> _DIRECTION_
Using the listing below, extract each line that has the word "this" in it.

> _PROVIDED DATA_
[START]
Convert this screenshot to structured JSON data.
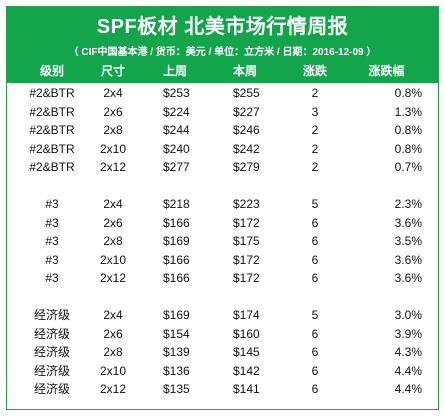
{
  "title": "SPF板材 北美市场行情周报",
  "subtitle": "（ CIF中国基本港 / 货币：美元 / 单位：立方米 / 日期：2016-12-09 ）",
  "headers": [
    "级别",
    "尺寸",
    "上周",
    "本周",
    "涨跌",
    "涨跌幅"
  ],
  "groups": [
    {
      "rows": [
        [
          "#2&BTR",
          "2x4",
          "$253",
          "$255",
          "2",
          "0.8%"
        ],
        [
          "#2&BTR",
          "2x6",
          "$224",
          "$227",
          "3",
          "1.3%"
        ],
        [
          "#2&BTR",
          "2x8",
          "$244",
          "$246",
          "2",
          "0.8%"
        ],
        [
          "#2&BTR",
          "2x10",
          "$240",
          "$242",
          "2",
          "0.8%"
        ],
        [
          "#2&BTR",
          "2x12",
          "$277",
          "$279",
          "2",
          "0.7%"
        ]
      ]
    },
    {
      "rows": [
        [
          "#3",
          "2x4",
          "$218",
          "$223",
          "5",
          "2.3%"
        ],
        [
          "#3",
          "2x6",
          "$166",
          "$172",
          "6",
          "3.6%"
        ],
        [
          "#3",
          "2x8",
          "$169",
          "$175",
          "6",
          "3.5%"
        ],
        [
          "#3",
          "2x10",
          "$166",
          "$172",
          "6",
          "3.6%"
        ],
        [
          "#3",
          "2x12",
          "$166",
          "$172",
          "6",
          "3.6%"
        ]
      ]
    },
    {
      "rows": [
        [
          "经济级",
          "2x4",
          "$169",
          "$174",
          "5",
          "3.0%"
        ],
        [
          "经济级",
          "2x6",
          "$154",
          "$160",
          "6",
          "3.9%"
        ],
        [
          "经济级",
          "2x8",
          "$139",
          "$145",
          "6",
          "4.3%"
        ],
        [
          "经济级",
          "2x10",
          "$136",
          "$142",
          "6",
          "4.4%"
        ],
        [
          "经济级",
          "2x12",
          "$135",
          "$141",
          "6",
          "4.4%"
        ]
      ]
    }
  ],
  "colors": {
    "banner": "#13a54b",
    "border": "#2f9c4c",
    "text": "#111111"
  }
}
[END]
[START]
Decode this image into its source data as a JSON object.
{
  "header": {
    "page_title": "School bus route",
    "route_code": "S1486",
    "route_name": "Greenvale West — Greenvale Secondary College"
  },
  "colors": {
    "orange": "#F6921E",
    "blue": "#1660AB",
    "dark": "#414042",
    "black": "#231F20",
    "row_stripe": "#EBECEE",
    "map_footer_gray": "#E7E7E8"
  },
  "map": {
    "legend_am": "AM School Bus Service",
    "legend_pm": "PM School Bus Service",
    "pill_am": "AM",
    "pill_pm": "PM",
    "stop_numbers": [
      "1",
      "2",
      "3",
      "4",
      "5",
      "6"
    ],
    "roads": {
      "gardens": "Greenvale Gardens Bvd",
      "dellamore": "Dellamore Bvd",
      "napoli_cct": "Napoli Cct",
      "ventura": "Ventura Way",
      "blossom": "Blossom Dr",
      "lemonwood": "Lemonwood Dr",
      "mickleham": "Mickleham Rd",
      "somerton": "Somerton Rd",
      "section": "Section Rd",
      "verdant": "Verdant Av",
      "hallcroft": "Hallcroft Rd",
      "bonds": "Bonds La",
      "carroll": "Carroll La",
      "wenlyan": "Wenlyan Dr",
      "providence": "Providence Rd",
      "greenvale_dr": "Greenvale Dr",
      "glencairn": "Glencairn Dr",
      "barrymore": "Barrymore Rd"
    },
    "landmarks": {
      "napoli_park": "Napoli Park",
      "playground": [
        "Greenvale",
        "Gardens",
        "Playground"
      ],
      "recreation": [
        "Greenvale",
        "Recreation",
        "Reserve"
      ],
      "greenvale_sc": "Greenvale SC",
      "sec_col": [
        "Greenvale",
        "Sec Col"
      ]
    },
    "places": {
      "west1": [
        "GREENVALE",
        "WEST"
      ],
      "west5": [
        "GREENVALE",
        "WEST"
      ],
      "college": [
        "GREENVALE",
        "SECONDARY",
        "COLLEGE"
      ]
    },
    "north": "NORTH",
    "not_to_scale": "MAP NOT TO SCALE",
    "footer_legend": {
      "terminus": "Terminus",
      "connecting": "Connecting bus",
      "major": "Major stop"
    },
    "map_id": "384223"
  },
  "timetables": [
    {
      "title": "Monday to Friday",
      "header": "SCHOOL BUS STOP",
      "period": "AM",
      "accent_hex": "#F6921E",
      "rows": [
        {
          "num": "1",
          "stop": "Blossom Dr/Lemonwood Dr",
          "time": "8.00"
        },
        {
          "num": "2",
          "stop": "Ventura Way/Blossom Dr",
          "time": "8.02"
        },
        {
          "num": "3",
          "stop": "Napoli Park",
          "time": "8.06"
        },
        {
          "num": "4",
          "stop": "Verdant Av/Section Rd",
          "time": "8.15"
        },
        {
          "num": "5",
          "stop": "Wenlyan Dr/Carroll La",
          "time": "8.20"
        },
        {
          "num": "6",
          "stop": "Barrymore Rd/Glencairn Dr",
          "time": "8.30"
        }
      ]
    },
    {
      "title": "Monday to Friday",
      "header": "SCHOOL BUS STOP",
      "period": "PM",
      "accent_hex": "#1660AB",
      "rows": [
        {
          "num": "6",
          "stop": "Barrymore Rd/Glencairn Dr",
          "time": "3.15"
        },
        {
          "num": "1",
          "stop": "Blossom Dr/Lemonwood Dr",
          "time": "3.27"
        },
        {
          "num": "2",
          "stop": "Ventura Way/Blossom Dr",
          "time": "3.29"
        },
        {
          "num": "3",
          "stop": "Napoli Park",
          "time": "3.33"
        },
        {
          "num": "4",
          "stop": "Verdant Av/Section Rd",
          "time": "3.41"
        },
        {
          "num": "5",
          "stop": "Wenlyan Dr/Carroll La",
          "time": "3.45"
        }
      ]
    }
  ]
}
[END]
> _EXERCISE OUTPUT_
Convert this screenshot to structured JSON data.
Decode this image into its source data as a JSON object.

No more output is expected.